(Data entries for graphics)
:::::

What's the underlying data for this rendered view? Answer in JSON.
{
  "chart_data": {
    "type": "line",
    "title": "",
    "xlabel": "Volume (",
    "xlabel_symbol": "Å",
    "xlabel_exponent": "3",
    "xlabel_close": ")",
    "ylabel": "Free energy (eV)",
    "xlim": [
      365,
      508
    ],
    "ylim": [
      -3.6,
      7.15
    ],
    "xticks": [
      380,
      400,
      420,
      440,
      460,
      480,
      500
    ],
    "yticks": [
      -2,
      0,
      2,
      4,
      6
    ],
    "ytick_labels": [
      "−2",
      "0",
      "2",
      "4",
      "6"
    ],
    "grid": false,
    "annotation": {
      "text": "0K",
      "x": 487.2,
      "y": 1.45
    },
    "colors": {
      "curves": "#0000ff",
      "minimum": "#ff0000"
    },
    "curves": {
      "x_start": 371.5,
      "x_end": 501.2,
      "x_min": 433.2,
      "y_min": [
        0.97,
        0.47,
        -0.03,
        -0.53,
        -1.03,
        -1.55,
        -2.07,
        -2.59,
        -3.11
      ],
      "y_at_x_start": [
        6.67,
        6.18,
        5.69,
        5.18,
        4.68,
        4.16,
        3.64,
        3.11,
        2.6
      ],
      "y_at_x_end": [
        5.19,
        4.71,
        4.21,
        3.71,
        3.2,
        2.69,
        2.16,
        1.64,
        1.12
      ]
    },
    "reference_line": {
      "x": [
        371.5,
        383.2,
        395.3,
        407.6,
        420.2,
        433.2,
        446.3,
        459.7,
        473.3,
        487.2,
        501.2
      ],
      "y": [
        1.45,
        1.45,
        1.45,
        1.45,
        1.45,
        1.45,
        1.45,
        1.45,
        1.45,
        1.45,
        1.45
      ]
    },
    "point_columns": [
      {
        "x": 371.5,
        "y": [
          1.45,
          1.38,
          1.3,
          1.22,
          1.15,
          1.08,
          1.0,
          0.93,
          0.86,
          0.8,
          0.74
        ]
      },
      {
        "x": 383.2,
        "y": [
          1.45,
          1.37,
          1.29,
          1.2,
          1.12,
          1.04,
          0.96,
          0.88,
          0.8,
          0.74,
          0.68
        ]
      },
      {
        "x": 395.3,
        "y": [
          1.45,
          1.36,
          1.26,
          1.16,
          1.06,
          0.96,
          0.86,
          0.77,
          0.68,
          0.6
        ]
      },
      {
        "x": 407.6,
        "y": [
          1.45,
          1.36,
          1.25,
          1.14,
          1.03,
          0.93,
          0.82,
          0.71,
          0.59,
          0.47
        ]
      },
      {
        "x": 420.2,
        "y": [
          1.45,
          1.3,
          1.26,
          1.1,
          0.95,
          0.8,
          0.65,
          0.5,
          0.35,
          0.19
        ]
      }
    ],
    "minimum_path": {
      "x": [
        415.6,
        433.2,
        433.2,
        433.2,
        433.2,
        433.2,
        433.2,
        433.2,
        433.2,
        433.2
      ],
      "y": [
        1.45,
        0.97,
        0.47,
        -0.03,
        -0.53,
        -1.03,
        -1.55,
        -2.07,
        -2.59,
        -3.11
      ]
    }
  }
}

:::::

■ What is asked
Repeat all of the records above exactly as written.

■ Response below
What's the underlying data for this rendered view? Answer in JSON.
{
  "chart_data": {
    "type": "line",
    "title": "",
    "xlabel": "Volume (",
    "xlabel_symbol": "Å",
    "xlabel_exponent": "3",
    "xlabel_close": ")",
    "ylabel": "Free energy (eV)",
    "xlim": [
      365,
      508
    ],
    "ylim": [
      -3.6,
      7.15
    ],
    "xticks": [
      380,
      400,
      420,
      440,
      460,
      480,
      500
    ],
    "yticks": [
      -2,
      0,
      2,
      4,
      6
    ],
    "ytick_labels": [
      "−2",
      "0",
      "2",
      "4",
      "6"
    ],
    "grid": false,
    "annotation": {
      "text": "0K",
      "x": 487.2,
      "y": 1.45
    },
    "colors": {
      "curves": "#0000ff",
      "minimum": "#ff0000"
    },
    "curves": {
      "x_start": 371.5,
      "x_end": 501.2,
      "x_min": 433.2,
      "y_min": [
        0.97,
        0.47,
        -0.03,
        -0.53,
        -1.03,
        -1.55,
        -2.07,
        -2.59,
        -3.11
      ],
      "y_at_x_start": [
        6.67,
        6.18,
        5.69,
        5.18,
        4.68,
        4.16,
        3.64,
        3.11,
        2.6
      ],
      "y_at_x_end": [
        5.19,
        4.71,
        4.21,
        3.71,
        3.2,
        2.69,
        2.16,
        1.64,
        1.12
      ]
    },
    "reference_line": {
      "x": [
        371.5,
        383.2,
        395.3,
        407.6,
        420.2,
        433.2,
        446.3,
        459.7,
        473.3,
        487.2,
        501.2
      ],
      "y": [
        1.45,
        1.45,
        1.45,
        1.45,
        1.45,
        1.45,
        1.45,
        1.45,
        1.45,
        1.45,
        1.45
      ]
    },
    "point_columns": [
      {
        "x": 371.5,
        "y": [
          1.45,
          1.38,
          1.3,
          1.22,
          1.15,
          1.08,
          1.0,
          0.93,
          0.86,
          0.8,
          0.74
        ]
      },
      {
        "x": 383.2,
        "y": [
          1.45,
          1.37,
          1.29,
          1.2,
          1.12,
          1.04,
          0.96,
          0.88,
          0.8,
          0.74,
          0.68
        ]
      },
      {
        "x": 395.3,
        "y": [
          1.45,
          1.36,
          1.26,
          1.16,
          1.06,
          0.96,
          0.86,
          0.77,
          0.68,
          0.6
        ]
      },
      {
        "x": 407.6,
        "y": [
          1.45,
          1.36,
          1.25,
          1.14,
          1.03,
          0.93,
          0.82,
          0.71,
          0.59,
          0.47
        ]
      },
      {
        "x": 420.2,
        "y": [
          1.45,
          1.3,
          1.26,
          1.1,
          0.95,
          0.8,
          0.65,
          0.5,
          0.35,
          0.19
        ]
      }
    ],
    "minimum_path": {
      "x": [
        415.6,
        433.2,
        433.2,
        433.2,
        433.2,
        433.2,
        433.2,
        433.2,
        433.2,
        433.2
      ],
      "y": [
        1.45,
        0.97,
        0.47,
        -0.03,
        -0.53,
        -1.03,
        -1.55,
        -2.07,
        -2.59,
        -3.11
      ]
    }
  }
}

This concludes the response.